> Stated goal
Report every line from the material that contains the word "JSON".

> Rows

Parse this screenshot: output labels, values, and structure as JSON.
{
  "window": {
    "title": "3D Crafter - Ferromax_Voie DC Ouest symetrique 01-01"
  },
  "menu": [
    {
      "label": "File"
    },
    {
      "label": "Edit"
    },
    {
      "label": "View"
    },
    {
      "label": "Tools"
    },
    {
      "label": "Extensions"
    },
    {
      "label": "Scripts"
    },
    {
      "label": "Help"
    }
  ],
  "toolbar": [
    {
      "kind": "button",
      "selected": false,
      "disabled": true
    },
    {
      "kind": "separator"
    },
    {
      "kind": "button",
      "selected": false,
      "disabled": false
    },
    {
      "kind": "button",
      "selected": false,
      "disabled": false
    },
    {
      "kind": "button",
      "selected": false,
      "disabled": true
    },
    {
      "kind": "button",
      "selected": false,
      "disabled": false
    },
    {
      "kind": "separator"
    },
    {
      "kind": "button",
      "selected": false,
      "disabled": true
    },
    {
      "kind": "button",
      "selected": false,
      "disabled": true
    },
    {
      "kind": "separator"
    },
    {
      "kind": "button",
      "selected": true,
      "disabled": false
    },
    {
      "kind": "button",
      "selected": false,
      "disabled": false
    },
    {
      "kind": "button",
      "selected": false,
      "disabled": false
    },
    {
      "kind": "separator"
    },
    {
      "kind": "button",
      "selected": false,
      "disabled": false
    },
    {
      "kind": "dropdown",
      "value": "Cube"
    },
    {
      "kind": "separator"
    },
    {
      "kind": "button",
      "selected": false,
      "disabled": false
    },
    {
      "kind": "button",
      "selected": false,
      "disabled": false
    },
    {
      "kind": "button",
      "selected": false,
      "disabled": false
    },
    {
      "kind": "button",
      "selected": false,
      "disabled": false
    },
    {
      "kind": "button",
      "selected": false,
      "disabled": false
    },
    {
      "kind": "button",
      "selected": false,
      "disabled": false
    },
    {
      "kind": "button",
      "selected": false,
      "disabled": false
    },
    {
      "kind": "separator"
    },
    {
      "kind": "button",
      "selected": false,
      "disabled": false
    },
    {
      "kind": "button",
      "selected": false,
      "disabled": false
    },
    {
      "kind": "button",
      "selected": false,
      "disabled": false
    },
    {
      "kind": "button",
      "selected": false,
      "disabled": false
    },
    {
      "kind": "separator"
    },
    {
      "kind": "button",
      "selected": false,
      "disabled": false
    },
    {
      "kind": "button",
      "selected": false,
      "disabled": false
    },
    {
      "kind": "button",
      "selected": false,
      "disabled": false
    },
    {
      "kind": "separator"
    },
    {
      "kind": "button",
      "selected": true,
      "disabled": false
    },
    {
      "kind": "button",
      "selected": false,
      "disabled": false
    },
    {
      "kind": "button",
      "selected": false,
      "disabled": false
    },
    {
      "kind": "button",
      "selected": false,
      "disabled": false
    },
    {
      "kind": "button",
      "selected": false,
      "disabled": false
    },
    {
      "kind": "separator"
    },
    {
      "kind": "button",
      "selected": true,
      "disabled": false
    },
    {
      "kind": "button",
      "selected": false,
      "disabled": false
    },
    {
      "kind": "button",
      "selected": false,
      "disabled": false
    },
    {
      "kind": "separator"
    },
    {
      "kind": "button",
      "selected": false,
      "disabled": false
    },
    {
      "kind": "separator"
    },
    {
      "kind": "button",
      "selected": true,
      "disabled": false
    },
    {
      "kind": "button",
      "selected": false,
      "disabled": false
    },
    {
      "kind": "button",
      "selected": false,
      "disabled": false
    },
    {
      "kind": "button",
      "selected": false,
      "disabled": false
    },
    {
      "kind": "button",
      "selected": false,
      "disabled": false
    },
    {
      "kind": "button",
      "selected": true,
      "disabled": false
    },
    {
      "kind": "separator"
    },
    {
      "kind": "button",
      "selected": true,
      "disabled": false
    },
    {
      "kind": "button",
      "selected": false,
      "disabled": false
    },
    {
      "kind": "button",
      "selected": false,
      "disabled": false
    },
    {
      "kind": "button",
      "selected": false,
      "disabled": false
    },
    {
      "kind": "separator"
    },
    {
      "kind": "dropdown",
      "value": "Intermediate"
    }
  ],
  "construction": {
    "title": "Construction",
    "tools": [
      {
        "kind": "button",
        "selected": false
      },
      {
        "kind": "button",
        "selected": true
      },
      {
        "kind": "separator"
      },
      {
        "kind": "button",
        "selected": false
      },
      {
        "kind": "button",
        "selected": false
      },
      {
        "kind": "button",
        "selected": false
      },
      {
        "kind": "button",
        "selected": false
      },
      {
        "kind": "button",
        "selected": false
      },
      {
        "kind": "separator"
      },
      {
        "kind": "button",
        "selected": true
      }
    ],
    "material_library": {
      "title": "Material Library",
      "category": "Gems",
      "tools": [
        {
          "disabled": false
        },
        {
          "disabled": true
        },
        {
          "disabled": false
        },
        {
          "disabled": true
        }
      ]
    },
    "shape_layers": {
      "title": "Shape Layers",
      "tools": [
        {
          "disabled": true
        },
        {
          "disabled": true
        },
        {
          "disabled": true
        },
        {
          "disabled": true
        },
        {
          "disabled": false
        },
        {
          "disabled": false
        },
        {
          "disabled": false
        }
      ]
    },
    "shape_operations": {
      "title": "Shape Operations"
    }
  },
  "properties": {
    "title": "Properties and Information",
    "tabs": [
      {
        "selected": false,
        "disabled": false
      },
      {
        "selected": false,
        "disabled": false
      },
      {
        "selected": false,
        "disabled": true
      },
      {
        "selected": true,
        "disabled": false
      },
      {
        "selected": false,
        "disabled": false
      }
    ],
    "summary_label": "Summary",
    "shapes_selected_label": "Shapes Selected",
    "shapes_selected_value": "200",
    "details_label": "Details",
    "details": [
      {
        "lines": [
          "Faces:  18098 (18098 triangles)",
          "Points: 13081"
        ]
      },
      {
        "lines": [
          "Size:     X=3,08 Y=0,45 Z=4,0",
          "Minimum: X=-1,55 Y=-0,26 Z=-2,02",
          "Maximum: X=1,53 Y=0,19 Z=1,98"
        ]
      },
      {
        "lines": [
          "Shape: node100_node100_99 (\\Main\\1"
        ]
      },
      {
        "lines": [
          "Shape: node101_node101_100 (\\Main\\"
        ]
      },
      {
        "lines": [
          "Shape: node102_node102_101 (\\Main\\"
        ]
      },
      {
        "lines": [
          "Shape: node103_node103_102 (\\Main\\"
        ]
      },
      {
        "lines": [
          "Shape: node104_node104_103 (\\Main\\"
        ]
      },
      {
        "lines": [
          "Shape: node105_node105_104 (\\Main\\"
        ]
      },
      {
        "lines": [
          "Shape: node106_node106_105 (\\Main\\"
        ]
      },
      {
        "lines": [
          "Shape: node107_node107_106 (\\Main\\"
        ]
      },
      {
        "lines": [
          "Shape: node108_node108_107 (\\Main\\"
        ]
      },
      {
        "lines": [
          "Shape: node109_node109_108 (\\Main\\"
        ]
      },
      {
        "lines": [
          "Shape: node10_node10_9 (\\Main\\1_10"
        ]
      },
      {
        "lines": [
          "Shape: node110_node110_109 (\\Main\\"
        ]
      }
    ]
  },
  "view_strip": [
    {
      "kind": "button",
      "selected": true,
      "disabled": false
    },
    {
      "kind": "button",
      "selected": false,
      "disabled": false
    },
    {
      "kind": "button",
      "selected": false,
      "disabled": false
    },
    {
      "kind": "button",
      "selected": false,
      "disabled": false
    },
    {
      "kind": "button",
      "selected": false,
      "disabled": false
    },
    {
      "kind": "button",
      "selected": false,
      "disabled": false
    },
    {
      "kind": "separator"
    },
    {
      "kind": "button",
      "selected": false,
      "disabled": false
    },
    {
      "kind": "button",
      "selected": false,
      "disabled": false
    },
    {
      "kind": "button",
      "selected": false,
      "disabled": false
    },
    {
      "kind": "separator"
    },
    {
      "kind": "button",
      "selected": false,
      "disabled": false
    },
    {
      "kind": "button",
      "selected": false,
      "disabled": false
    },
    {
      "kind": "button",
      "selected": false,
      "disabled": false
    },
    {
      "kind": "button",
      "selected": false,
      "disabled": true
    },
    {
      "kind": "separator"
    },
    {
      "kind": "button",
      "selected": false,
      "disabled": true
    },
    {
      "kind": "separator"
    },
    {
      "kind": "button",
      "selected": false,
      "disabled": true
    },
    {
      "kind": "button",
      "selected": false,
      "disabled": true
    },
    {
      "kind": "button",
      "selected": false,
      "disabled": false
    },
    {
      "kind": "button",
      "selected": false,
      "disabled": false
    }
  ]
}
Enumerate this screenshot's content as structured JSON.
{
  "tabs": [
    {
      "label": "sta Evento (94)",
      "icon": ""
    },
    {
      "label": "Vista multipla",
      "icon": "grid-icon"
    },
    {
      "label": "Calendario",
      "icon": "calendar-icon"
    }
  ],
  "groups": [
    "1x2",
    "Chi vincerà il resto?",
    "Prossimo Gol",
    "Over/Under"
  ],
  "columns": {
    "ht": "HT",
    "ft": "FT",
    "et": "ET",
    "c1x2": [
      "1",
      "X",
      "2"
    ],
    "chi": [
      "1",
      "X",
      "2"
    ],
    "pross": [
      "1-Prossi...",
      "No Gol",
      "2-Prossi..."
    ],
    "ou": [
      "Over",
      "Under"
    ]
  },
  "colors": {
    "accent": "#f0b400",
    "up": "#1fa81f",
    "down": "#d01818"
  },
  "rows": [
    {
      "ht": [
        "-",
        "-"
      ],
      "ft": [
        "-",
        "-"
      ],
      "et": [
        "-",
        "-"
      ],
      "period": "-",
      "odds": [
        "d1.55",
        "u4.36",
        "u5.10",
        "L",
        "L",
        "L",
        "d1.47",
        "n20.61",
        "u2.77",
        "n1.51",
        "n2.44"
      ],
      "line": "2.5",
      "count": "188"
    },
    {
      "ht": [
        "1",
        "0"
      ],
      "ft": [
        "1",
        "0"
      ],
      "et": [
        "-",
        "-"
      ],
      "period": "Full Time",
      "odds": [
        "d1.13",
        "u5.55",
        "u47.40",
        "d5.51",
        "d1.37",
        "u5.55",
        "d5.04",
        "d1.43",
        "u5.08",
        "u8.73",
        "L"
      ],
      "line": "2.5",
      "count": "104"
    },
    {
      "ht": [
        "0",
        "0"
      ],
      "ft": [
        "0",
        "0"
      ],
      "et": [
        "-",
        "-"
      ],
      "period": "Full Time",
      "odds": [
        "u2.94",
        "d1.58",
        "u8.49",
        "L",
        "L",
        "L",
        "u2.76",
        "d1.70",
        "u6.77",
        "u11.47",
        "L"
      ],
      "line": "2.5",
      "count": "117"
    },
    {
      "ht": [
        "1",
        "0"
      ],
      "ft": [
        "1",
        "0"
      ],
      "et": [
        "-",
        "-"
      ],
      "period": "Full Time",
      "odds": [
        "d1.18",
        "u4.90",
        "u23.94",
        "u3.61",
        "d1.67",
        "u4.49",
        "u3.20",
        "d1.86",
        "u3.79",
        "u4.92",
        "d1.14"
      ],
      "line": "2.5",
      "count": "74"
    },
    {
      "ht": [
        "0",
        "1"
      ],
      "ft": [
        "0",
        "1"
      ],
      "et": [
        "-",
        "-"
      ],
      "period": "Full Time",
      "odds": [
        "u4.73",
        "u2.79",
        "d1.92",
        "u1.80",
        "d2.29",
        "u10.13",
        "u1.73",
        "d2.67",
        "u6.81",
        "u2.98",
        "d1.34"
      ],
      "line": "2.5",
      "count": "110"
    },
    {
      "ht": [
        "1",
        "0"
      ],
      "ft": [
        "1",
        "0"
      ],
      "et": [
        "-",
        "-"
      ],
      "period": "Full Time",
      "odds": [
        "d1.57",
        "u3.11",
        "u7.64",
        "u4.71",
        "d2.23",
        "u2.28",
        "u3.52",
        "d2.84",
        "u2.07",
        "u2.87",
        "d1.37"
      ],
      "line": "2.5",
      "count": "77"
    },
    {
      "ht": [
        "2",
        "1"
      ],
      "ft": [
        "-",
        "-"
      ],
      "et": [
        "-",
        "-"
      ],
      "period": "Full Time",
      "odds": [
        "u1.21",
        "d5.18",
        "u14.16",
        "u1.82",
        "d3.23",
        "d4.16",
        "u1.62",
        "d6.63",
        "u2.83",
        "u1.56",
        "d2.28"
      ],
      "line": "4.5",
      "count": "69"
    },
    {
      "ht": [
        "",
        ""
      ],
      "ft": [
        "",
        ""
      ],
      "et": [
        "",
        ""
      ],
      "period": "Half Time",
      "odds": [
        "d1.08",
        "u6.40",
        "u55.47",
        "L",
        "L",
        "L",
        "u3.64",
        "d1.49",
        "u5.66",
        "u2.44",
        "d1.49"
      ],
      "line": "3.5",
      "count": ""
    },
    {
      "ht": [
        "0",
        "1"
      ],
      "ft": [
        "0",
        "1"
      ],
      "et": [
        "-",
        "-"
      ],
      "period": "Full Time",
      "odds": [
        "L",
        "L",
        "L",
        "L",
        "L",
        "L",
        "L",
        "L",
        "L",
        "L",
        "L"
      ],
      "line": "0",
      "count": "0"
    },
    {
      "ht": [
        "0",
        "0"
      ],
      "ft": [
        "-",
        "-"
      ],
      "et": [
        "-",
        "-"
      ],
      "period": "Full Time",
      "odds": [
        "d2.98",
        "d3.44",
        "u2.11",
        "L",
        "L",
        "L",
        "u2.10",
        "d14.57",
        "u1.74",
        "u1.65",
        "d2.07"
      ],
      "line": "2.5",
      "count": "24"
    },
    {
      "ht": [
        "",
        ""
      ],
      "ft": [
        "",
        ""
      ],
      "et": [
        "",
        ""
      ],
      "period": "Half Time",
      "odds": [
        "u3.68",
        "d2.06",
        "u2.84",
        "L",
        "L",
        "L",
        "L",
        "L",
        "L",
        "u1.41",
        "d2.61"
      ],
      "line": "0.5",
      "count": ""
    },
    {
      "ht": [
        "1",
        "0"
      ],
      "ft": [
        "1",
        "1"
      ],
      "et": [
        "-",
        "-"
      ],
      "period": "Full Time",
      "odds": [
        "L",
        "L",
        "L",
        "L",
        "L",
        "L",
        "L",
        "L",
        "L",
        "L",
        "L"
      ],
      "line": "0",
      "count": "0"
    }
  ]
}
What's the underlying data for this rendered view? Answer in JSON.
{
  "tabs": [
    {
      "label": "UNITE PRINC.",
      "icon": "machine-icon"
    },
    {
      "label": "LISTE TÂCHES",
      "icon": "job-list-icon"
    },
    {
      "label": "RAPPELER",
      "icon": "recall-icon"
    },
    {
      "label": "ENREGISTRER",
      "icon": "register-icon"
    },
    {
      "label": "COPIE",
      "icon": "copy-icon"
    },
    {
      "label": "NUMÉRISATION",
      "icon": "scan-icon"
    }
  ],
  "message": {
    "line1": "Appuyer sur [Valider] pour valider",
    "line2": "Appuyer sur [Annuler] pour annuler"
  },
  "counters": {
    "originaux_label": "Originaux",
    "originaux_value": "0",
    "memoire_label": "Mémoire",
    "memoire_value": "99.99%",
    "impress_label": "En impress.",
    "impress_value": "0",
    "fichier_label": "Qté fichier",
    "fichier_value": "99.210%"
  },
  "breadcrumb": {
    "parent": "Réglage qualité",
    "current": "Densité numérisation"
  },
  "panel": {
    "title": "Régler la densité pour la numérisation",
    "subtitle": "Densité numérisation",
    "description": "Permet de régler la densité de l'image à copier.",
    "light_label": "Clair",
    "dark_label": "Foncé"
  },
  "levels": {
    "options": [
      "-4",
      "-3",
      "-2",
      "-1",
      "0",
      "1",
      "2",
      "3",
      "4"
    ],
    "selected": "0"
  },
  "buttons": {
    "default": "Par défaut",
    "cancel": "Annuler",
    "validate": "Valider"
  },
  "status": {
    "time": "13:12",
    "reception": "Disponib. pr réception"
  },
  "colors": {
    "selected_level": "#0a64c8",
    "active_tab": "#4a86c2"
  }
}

> The result
Parse this screenshot: output labels, values, and structure as JSON.
Enumerate this screenshot's content as structured JSON.
What's the underlying data for this rendered view? Answer in JSON.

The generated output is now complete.